▶ **TASKS TO PERFORM**
A - Answer these questions about the article on Malaysian eco-tourism:
(i) How many participants from how many villages did the Mek Flora Setiu Wetlands Project involve?
(ii) Which new destinations did Uzaidi Udanis name as strong competitors for Malaysia?
(iii) How many tourism entrepreneurs did TPN train through its Inbound Tourism Bootcamp?
B - In the entries, take the part running from the first line through the line containing "legend-swatch-solid (156, 10, 177, 14)". Substitute "year-label" for every "x-tick-label" there and write those lines out again with nothing else changed.

▶ **GIVEN TEXT**
>>>>
MHTC Chief Executive Officer Sherene Azli and her team had relentlessly gone out to promote their product to people not just seeking healthcare but also enjoy the fun and sun available.

Talking to some of the promoters, the keyword that kept recurring is eco-tourism. Destinations in Pahang, Langkawi, Perak, to name a few, all echoed the same strategy to appeal to eco tourists from all over the world.

Just a few days ago, I was watching a video clip made by my daughter who is temporarily residing in Terengganu. She is rediscovering her roots by documenting under-appreciated local traditions for a project by the University Malaysia Terengganu (UMT) called the Mek Flora Setiu Wetlands Project, with Dr. Jarina Mohd Jani as the Project Leader.

A London bus and taxi displaying Malaysian destinations.
A London bus and taxi displaying Malaysian destinations.

“This project, a social entrepreneurship initiative, creates branding opportunities for the users to showcase their unique relationship through the development of experiential eco-tourism products,” she said, adding the project involved 24 participants from 5 villages namely Beting Lintang, Gong Batu, Pengkalan Gelap, Fikri and Beris Tok Ku.

Jarina said users would get to share knowledge and demonstrate skills as eco-tourism packages and services.

“Our emphasis is on high-quality experience that stays with the visitors long after the visit, not the products that they make per se,” she said, about the project, funded by UMT’s Translational Research Grant.

She added: “Iconic village craft workshops, Setiu Wetlands discovery training modules and social entrepreneurship networks are among the project outputs that we hope will raise the profile of these ladies, whose unique connection to the wild plants of Setiu Wetlands should be one of the eco-tourism highlights of this unique East Coast ecoregion.”

Several mat weavers and basket makers made their presence at WTM before and this has proven to be quite a magnet in attracting visitors to the pavilion. It seems a pity that these ladies have not been employed to come and showcase their talents and tell their eco-tourism stories.

Uzaidi Udanis of the Tourism Productivity Nexus (TPN) lamented that new destinations such as Vietnam and Indonesia had become strong competitors for Malaysia .

“A lot of these destinations have learned and copied the way Malaysia manages and markets the destinations.

“Additionally, digital disruptions also encouraged new destinations which were unknown before, promoting directly to the market,” said Uzaidi.

He said tourism products need to be revamped in order to boost feel-good factor holiday experience.

“TPN has organised 13 series of Inbound Tourism Bootcamp (ITB) where we trained more than 500 tourism entrepreneurs to create new experiences for tourists.
<<<<
▶ **MATERIAL FOR THIS TASK**
>>>>
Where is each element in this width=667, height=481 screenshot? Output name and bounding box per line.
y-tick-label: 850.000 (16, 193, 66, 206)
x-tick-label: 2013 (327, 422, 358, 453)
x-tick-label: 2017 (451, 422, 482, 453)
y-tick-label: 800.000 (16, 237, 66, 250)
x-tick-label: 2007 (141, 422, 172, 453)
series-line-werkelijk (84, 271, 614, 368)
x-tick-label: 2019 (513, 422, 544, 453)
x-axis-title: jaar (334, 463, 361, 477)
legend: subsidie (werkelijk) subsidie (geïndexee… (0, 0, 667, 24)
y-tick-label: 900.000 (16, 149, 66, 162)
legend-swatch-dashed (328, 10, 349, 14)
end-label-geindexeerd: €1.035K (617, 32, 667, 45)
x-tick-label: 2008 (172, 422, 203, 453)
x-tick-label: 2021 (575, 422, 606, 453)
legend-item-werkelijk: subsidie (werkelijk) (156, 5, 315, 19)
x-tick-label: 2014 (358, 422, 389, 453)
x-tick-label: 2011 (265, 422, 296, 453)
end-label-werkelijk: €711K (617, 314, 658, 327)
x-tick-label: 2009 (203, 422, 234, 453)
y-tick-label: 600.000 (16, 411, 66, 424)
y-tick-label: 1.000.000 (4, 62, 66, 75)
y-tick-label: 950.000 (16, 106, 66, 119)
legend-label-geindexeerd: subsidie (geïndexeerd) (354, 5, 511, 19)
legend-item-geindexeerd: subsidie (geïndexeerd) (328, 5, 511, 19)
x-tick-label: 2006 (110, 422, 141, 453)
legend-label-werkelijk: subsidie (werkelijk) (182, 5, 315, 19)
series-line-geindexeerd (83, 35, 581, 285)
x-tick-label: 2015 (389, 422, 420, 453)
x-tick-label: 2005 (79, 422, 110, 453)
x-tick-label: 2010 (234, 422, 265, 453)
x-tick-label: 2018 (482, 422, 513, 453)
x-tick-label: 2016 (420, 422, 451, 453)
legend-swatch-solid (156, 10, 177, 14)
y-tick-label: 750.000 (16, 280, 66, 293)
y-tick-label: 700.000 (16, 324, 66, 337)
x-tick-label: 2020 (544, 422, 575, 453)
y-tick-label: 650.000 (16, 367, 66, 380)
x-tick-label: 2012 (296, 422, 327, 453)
<<<<
▶ **ANSWERS TO EACH TASK**
A -
(i) 24 participants from 5 villages.
(ii) Vietnam and Indonesia.
(iii) More than 500.

B -
Where is each element in this width=667, height=481 screenshot? Output name and bounding box per line.
y-tick-label: 850.000 (16, 193, 66, 206)
year-label: 2013 (327, 422, 358, 453)
year-label: 2017 (451, 422, 482, 453)
y-tick-label: 800.000 (16, 237, 66, 250)
year-label: 2007 (141, 422, 172, 453)
series-line-werkelijk (84, 271, 614, 368)
year-label: 2019 (513, 422, 544, 453)
x-axis-title: jaar (334, 463, 361, 477)
legend: subsidie (werkelijk) subsidie (geïndexee… (0, 0, 667, 24)
y-tick-label: 900.000 (16, 149, 66, 162)
legend-swatch-dashed (328, 10, 349, 14)
end-label-geindexeerd: €1.035K (617, 32, 667, 45)
year-label: 2008 (172, 422, 203, 453)
year-label: 2021 (575, 422, 606, 453)
legend-item-werkelijk: subsidie (werkelijk) (156, 5, 315, 19)
year-label: 2014 (358, 422, 389, 453)
year-label: 2011 (265, 422, 296, 453)
end-label-werkelijk: €711K (617, 314, 658, 327)
year-label: 2009 (203, 422, 234, 453)
y-tick-label: 600.000 (16, 411, 66, 424)
y-tick-label: 1.000.000 (4, 62, 66, 75)
y-tick-label: 950.000 (16, 106, 66, 119)
legend-label-geindexeerd: subsidie (geïndexeerd) (354, 5, 511, 19)
legend-item-geindexeerd: subsidie (geïndexeerd) (328, 5, 511, 19)
year-label: 2006 (110, 422, 141, 453)
legend-label-werkelijk: subsidie (werkelijk) (182, 5, 315, 19)
series-line-geindexeerd (83, 35, 581, 285)
year-label: 2015 (389, 422, 420, 453)
year-label: 2005 (79, 422, 110, 453)
year-label: 2010 (234, 422, 265, 453)
year-label: 2018 (482, 422, 513, 453)
year-label: 2016 (420, 422, 451, 453)
legend-swatch-solid (156, 10, 177, 14)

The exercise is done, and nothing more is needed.